• **What is required**
Of all the lines here, how many include the string "Milk"? Answer with the number only.

Saved entries
────────
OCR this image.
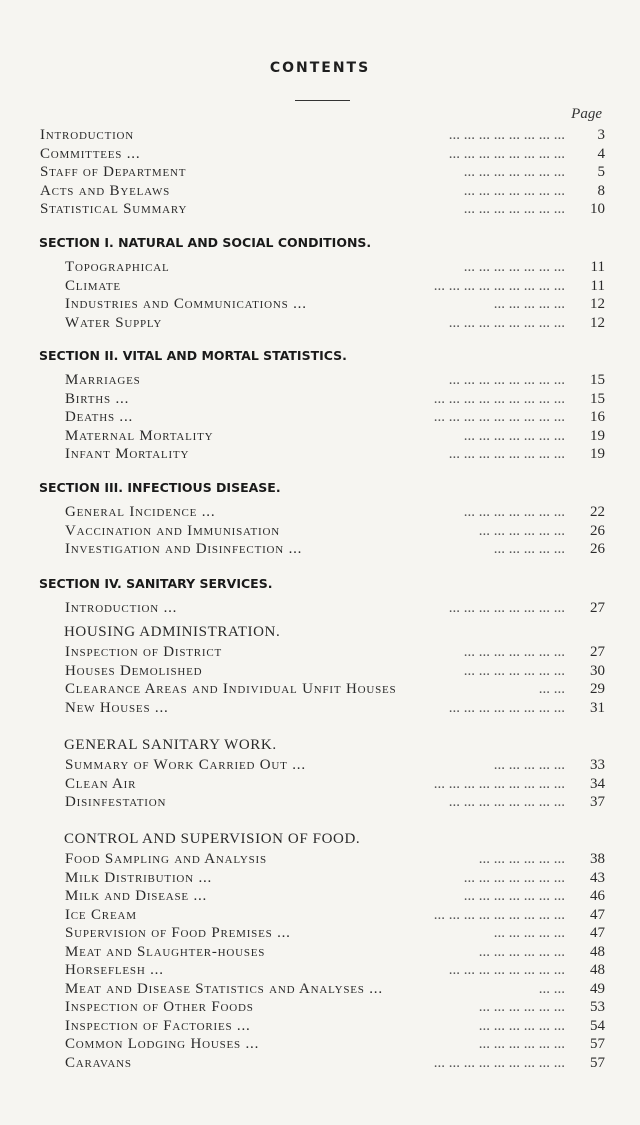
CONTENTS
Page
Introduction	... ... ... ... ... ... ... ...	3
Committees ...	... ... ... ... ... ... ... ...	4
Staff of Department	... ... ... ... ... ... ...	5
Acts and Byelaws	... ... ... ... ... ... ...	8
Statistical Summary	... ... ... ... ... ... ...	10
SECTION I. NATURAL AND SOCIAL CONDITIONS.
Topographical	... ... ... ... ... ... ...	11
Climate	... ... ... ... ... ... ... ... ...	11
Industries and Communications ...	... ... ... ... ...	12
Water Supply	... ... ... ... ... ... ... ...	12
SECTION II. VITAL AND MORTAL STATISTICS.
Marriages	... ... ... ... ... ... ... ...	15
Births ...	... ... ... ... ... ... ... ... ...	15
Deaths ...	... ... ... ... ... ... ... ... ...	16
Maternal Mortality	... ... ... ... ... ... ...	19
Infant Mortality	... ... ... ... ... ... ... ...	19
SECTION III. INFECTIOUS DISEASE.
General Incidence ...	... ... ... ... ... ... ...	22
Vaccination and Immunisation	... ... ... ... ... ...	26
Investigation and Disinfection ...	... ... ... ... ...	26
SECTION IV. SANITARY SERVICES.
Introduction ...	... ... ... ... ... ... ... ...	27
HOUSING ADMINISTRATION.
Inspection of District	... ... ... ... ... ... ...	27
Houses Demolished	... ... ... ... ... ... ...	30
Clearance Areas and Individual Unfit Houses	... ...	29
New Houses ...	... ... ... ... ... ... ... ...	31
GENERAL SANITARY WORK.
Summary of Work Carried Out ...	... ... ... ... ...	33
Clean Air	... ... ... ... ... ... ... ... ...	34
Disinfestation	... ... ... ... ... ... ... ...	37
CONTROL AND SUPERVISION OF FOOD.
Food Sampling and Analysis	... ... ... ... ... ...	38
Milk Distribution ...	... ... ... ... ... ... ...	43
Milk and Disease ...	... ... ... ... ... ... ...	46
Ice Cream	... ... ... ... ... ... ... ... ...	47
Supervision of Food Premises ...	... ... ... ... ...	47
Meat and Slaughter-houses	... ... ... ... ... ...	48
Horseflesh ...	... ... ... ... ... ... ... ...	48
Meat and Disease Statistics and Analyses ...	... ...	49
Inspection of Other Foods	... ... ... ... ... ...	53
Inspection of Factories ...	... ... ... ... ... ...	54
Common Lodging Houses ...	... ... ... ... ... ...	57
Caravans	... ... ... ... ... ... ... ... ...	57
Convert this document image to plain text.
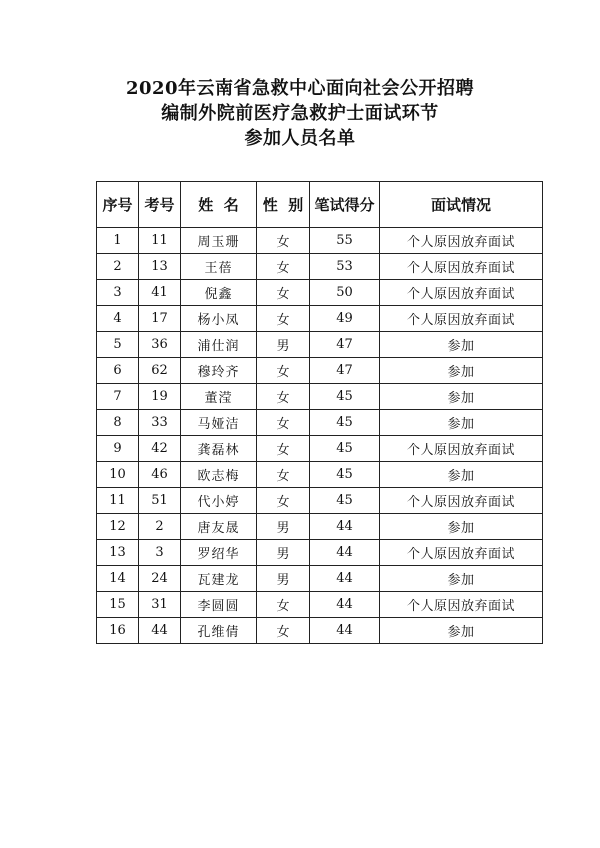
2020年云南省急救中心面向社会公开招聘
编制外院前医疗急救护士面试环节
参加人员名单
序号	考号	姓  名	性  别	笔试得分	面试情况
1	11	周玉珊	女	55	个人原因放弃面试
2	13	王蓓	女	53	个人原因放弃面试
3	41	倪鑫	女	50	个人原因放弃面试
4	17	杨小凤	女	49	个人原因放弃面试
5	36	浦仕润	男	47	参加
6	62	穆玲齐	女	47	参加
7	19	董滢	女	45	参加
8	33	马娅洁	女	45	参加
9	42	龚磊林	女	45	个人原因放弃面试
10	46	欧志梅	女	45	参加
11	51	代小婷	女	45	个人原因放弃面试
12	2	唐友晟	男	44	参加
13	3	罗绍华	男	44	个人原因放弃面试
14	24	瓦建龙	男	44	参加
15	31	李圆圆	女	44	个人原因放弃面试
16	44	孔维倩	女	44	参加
────────
• **Written answer**
2